What is expected: Show each line that has the string "detached" in it.

################

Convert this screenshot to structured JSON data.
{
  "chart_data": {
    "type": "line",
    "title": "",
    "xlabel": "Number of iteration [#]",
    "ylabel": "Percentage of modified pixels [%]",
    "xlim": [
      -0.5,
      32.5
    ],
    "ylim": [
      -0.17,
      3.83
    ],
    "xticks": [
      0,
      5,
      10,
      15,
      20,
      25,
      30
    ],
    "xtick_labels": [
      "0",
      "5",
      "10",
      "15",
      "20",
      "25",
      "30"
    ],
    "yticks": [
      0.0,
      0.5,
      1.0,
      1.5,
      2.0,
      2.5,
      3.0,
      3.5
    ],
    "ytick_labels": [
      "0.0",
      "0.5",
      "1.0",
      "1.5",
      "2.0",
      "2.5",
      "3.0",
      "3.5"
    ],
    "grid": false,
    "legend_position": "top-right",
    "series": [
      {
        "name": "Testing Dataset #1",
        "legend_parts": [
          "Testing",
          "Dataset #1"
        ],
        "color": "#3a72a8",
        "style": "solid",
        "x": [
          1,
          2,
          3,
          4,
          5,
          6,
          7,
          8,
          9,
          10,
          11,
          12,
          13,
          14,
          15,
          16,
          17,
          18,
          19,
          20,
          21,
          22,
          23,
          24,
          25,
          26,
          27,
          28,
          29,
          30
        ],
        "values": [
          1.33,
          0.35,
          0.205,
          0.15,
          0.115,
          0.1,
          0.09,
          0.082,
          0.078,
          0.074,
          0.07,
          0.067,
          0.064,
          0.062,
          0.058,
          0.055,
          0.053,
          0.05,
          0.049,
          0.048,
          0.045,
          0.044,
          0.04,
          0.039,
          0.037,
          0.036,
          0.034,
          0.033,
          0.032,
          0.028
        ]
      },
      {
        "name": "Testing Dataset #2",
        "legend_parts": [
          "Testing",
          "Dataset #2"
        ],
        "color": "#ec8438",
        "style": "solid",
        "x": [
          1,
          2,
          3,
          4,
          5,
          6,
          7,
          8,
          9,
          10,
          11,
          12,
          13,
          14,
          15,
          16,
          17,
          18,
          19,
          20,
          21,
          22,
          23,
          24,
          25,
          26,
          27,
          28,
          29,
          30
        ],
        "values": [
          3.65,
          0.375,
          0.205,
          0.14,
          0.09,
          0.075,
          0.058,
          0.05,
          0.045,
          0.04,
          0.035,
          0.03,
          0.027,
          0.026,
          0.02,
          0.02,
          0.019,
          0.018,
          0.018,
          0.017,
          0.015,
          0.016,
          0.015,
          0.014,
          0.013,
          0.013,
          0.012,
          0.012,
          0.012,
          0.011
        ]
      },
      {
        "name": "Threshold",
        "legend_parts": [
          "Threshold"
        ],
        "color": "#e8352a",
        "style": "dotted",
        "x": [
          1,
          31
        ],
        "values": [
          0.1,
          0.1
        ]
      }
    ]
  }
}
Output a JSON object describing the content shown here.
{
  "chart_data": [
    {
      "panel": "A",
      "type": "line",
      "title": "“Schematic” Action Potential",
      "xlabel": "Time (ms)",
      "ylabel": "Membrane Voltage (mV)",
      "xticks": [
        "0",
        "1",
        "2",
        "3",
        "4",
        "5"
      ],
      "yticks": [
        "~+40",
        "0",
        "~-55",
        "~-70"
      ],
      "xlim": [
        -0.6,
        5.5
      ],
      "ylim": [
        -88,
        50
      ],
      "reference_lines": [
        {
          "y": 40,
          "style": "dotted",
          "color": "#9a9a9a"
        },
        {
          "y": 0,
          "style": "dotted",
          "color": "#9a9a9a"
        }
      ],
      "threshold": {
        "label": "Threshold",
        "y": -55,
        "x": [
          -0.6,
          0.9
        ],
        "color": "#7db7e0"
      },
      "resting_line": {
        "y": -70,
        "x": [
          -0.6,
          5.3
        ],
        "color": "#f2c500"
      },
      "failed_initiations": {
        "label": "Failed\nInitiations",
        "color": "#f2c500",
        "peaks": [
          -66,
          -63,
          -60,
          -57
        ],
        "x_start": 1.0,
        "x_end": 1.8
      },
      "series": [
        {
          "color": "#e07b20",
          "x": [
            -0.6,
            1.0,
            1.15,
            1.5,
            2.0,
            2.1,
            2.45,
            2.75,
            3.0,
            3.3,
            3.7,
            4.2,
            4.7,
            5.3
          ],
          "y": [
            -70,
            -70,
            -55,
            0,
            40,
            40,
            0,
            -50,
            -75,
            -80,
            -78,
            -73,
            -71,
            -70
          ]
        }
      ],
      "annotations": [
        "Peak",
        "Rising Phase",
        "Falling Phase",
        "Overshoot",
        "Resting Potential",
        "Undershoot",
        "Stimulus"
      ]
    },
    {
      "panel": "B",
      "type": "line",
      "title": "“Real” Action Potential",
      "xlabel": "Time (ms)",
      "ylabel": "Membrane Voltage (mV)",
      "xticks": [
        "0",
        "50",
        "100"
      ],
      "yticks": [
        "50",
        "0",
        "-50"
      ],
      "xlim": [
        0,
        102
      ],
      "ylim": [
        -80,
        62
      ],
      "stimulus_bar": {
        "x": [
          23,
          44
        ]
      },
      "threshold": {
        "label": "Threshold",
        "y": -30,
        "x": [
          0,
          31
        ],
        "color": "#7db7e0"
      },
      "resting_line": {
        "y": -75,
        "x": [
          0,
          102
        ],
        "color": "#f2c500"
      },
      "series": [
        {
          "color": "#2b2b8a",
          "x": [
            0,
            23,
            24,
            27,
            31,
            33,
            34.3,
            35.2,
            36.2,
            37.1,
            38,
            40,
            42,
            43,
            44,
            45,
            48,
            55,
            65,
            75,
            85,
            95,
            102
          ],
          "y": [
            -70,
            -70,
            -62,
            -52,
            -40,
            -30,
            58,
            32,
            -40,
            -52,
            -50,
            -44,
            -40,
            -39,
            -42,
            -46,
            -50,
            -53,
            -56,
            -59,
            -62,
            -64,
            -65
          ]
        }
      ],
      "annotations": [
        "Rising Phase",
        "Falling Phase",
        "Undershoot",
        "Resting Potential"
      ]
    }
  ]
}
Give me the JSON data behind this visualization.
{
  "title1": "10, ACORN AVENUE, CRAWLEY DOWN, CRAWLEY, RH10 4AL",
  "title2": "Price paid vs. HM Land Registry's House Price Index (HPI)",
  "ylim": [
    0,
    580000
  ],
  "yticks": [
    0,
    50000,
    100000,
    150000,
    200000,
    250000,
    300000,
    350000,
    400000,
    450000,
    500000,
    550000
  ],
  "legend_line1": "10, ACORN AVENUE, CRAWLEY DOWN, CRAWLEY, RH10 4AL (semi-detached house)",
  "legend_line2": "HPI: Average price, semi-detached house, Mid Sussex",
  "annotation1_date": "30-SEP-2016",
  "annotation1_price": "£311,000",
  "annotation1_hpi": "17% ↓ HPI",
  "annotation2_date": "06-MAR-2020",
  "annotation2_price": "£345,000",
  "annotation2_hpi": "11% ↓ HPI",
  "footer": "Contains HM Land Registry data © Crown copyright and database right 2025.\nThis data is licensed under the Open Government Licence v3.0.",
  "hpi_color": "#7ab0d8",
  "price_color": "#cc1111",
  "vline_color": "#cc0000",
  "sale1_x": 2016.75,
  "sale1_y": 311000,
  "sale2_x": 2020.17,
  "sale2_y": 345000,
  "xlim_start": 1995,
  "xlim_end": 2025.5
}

################

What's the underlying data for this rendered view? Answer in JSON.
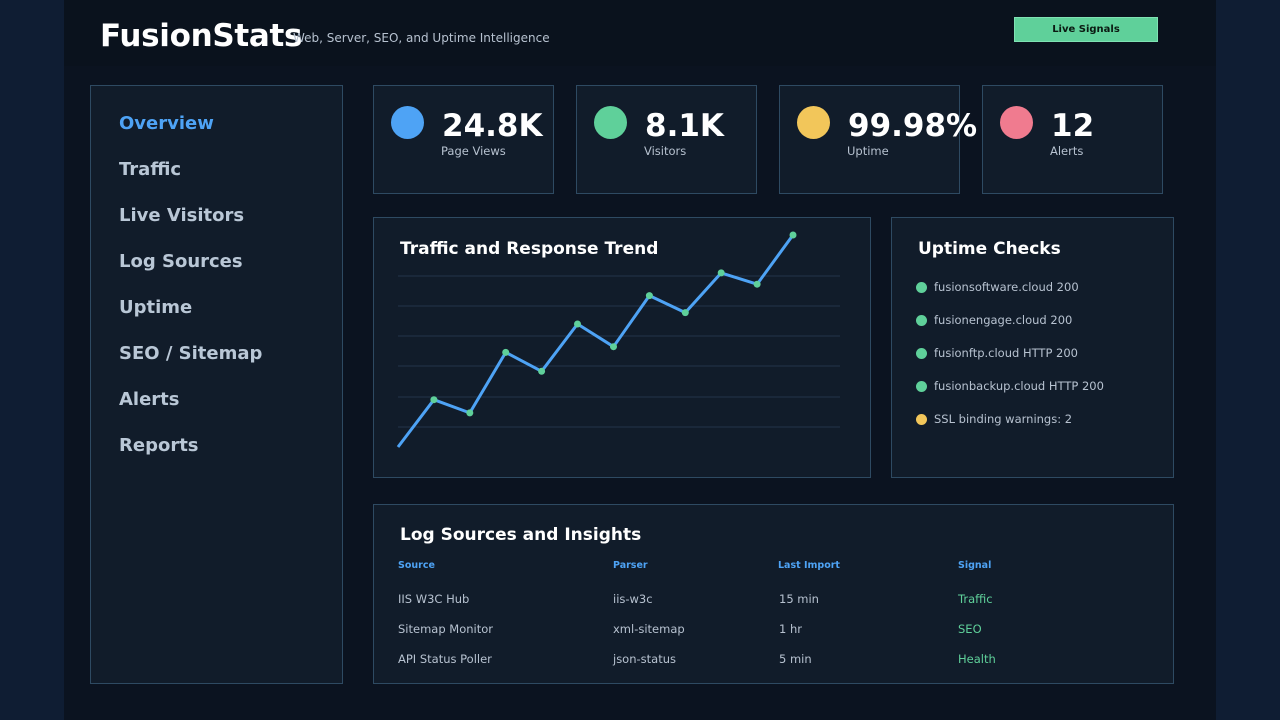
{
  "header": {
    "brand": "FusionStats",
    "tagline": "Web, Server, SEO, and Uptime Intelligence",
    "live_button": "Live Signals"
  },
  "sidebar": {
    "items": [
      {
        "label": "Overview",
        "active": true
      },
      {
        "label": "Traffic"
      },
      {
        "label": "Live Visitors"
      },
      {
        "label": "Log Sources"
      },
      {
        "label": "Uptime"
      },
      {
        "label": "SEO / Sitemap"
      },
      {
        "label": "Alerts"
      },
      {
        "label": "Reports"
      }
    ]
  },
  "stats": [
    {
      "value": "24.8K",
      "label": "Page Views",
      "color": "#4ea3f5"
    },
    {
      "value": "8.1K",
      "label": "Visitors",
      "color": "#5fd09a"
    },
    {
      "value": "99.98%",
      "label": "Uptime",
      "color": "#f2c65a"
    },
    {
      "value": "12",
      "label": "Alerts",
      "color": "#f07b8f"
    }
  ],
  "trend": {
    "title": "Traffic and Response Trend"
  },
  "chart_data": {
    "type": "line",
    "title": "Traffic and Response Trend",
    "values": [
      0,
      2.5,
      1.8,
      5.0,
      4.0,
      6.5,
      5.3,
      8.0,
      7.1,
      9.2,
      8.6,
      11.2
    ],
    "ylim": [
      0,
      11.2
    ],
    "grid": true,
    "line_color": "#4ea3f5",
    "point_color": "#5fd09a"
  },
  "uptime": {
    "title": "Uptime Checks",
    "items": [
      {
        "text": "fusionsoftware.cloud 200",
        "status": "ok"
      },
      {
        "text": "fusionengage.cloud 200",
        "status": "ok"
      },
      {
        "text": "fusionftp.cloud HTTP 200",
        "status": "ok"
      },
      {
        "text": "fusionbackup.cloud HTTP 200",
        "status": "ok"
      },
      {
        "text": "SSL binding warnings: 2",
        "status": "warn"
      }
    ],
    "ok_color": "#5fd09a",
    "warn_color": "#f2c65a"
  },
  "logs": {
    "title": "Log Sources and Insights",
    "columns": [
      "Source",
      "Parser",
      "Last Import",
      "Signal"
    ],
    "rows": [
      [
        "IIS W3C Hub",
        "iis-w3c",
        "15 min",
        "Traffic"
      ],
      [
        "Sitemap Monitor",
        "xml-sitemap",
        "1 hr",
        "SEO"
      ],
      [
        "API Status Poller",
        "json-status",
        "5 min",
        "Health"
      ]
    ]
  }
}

################

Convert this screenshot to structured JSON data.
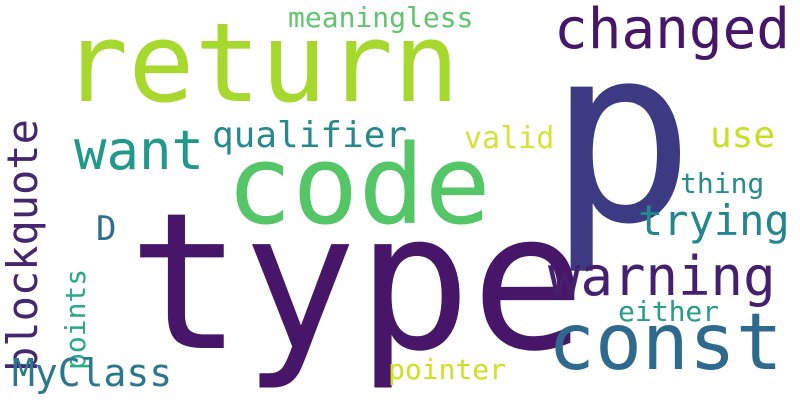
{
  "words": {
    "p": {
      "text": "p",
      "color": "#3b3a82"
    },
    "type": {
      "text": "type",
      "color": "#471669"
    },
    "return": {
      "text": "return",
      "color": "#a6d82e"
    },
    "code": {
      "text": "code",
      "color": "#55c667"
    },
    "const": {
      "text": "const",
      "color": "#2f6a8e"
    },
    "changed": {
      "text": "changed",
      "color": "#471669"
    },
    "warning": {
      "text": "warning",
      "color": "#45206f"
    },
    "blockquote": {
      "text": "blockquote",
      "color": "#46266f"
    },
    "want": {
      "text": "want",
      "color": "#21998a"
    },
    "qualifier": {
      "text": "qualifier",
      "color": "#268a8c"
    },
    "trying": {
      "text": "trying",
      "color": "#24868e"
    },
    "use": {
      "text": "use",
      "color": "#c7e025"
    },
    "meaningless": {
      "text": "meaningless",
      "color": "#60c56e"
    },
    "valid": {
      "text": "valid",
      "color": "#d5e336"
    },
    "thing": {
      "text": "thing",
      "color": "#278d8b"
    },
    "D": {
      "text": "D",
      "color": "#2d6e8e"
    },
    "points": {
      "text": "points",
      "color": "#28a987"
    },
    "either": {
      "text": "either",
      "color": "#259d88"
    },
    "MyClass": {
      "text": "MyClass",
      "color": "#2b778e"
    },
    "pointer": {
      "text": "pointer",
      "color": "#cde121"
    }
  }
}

################

Task result:
  "legend_line1": "10, ACORN AVENUE, CRAWLEY DOWN, CRAWLEY, RH10 4AL (semi-detached house)",
  "legend_line2": "HPI: Average price, semi-detached house, Mid Sussex",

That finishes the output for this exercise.